»»

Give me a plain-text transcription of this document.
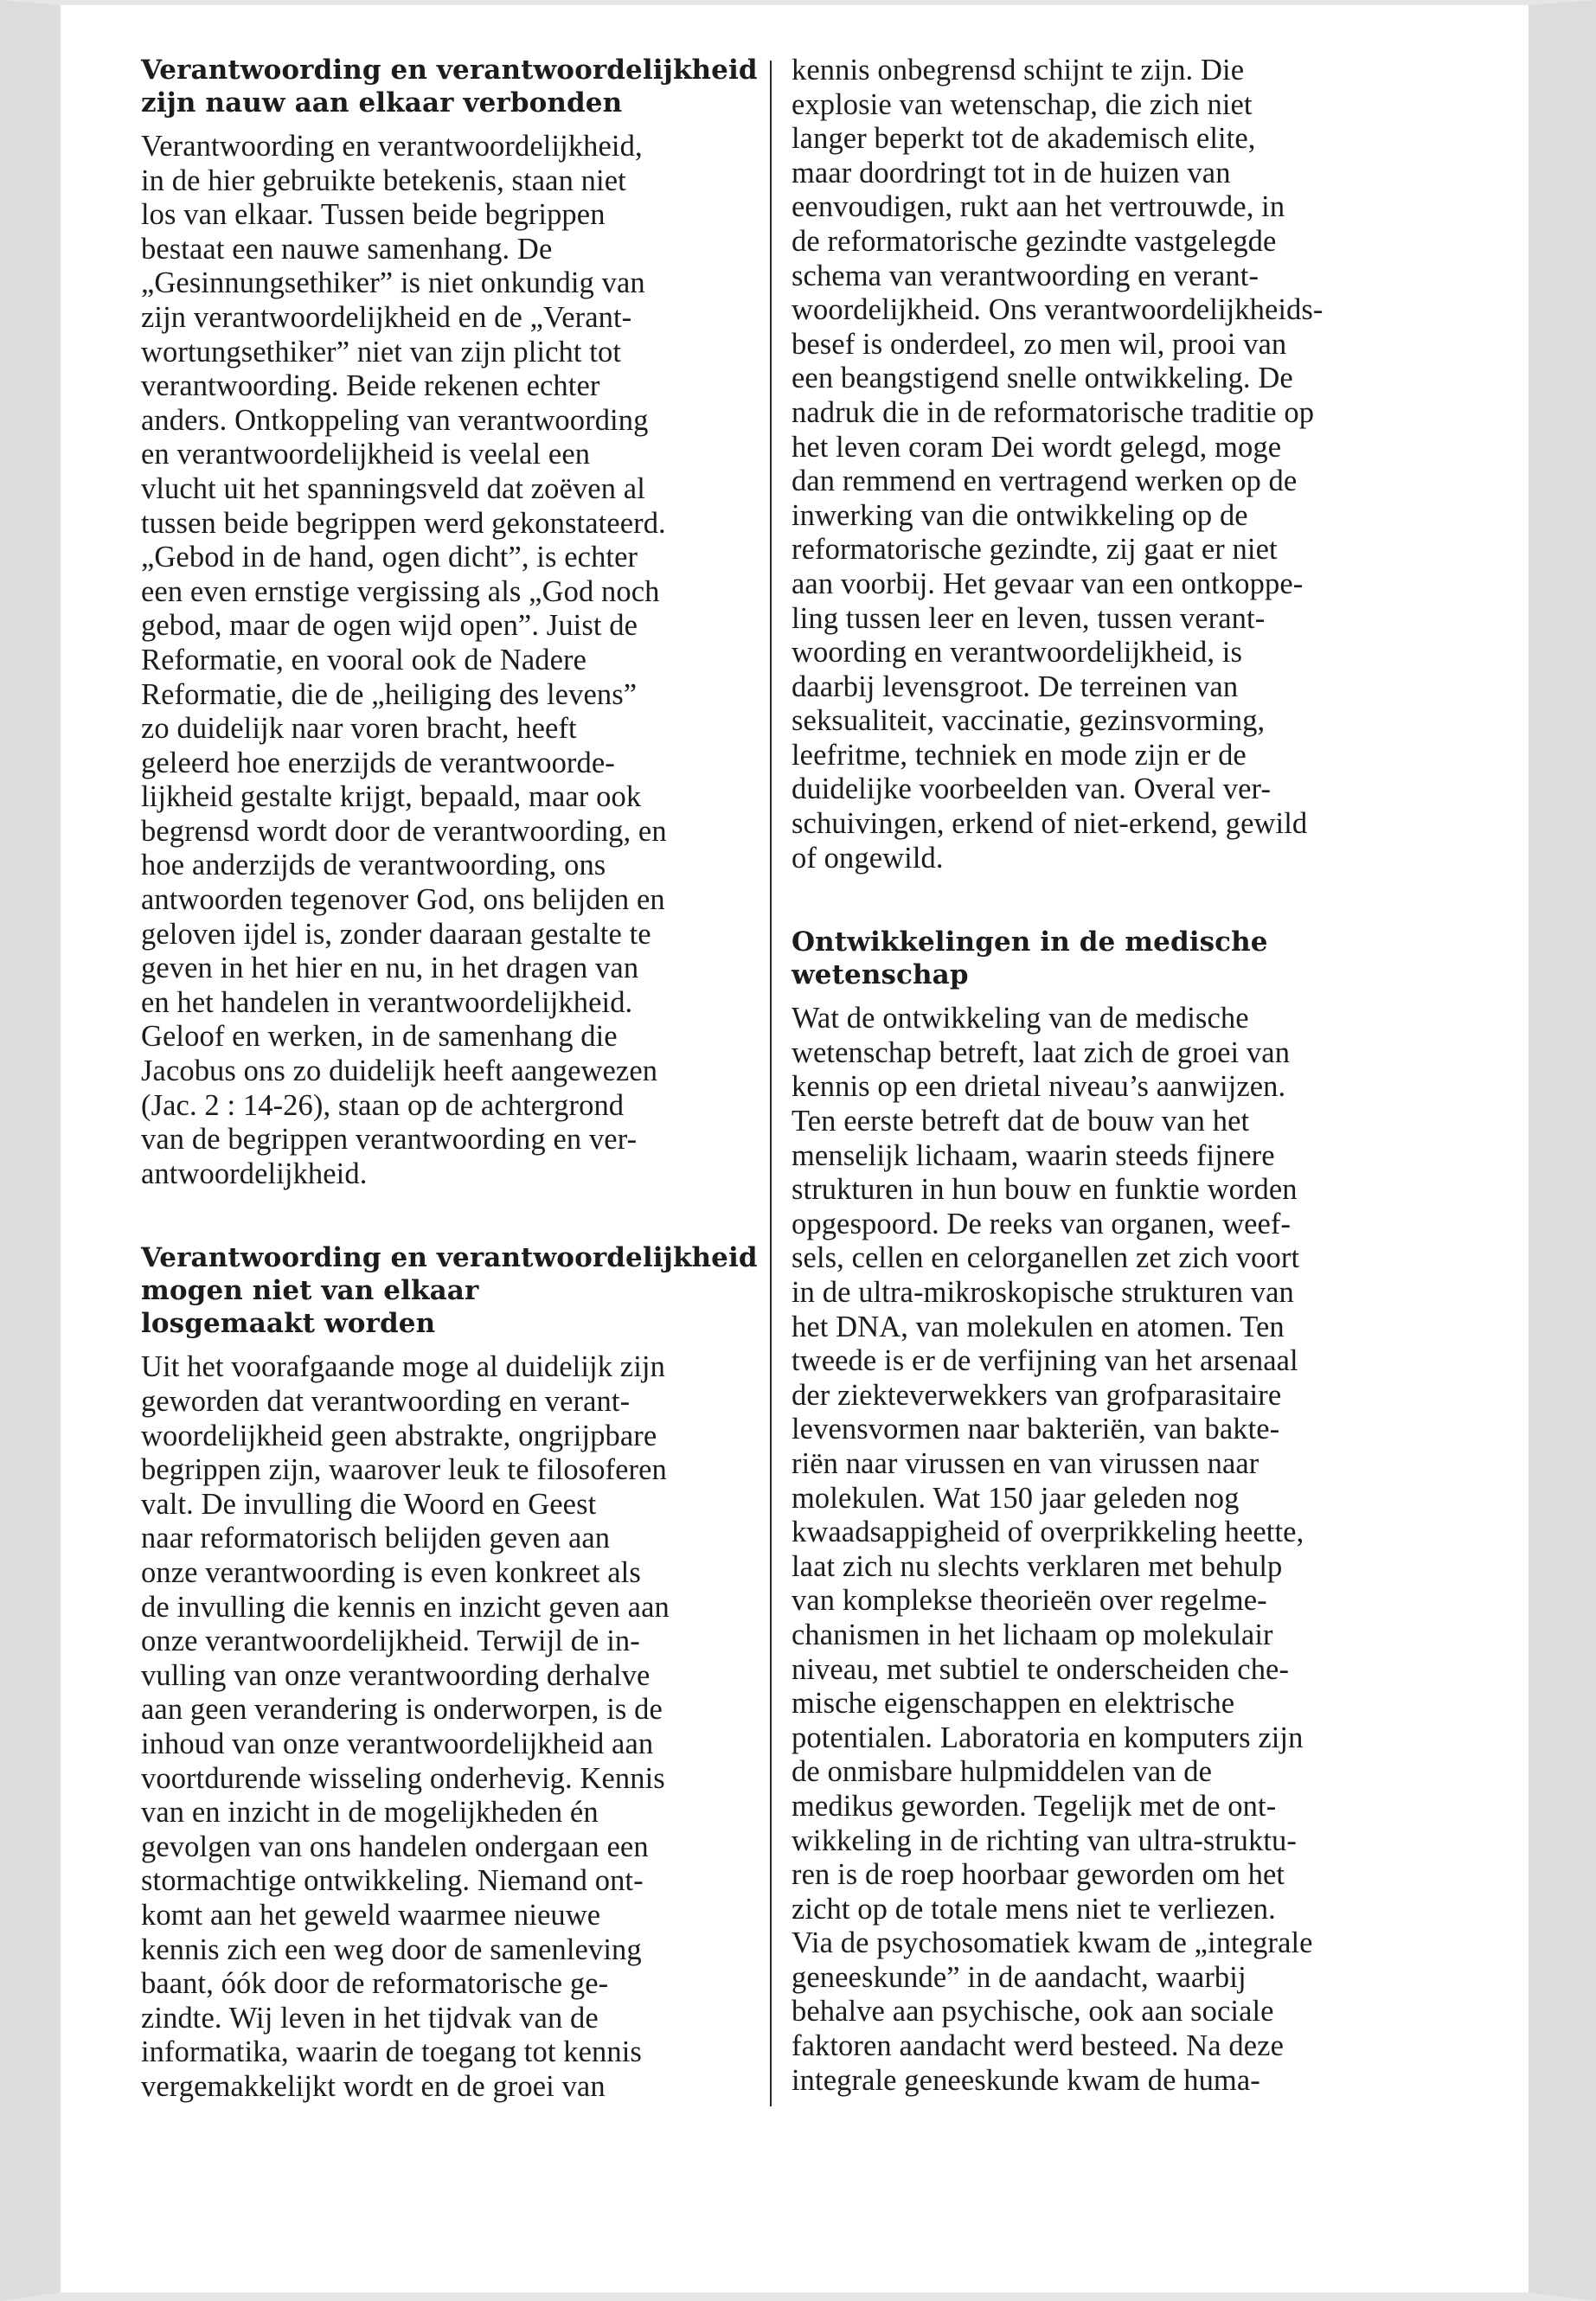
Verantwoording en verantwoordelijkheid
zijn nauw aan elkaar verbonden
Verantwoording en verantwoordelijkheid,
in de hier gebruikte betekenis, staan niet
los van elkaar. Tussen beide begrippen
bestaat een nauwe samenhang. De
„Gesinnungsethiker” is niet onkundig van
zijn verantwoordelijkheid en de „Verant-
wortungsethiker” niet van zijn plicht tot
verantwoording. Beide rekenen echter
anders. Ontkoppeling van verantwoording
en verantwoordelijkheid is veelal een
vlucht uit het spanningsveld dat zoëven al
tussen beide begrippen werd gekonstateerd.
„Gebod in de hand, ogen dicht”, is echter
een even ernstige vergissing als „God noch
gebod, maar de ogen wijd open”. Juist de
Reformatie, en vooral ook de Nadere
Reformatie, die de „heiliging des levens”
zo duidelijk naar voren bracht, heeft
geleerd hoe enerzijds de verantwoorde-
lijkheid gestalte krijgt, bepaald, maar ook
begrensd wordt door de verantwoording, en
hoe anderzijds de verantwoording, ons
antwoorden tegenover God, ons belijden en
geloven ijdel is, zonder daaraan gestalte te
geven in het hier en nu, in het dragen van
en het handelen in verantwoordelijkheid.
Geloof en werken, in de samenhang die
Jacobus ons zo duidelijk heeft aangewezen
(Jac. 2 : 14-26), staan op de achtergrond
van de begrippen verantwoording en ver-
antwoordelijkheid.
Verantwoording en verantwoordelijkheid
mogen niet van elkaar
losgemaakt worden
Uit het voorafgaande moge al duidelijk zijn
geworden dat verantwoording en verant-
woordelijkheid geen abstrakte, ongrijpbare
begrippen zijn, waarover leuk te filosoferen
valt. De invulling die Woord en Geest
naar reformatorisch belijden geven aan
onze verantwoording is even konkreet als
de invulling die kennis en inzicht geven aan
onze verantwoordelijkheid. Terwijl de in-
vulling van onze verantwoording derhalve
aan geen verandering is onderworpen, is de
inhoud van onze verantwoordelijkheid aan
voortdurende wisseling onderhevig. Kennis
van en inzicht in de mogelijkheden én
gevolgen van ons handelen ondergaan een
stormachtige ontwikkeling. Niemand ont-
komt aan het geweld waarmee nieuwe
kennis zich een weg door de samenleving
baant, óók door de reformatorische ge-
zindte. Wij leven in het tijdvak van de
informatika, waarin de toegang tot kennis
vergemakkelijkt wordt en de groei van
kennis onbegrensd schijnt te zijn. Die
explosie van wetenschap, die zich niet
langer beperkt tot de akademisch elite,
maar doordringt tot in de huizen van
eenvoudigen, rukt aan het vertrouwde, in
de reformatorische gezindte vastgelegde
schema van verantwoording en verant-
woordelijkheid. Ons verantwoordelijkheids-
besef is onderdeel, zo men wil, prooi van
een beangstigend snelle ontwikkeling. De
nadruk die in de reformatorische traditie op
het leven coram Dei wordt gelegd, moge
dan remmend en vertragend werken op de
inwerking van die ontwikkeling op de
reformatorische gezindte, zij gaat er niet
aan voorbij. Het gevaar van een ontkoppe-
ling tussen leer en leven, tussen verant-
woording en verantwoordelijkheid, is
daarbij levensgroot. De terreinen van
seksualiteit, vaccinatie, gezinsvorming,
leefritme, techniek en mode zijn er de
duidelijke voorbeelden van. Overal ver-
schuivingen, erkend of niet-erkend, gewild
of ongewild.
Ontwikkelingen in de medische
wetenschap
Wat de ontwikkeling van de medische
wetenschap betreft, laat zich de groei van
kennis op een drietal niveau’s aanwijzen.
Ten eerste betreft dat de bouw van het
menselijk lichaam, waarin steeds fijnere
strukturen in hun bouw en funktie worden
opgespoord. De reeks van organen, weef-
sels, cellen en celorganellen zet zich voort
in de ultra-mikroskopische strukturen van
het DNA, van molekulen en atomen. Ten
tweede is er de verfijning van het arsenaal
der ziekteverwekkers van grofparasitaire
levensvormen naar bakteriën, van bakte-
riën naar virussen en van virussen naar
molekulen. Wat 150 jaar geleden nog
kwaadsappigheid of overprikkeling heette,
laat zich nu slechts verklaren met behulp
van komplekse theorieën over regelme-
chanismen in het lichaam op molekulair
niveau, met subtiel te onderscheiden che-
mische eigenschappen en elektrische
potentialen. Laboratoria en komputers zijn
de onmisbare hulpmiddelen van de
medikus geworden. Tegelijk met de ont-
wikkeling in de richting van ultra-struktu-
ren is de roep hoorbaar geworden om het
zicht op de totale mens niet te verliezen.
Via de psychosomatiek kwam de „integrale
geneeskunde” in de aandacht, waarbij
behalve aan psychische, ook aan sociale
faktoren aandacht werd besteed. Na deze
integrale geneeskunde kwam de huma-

««

• [Task item]
Each line with the word "ultra" in the records above belongs in the result; copy all of them.

• [Result]
in de ultra-mikroskopische strukturen van
wikkeling in de richting van ultra-struktu-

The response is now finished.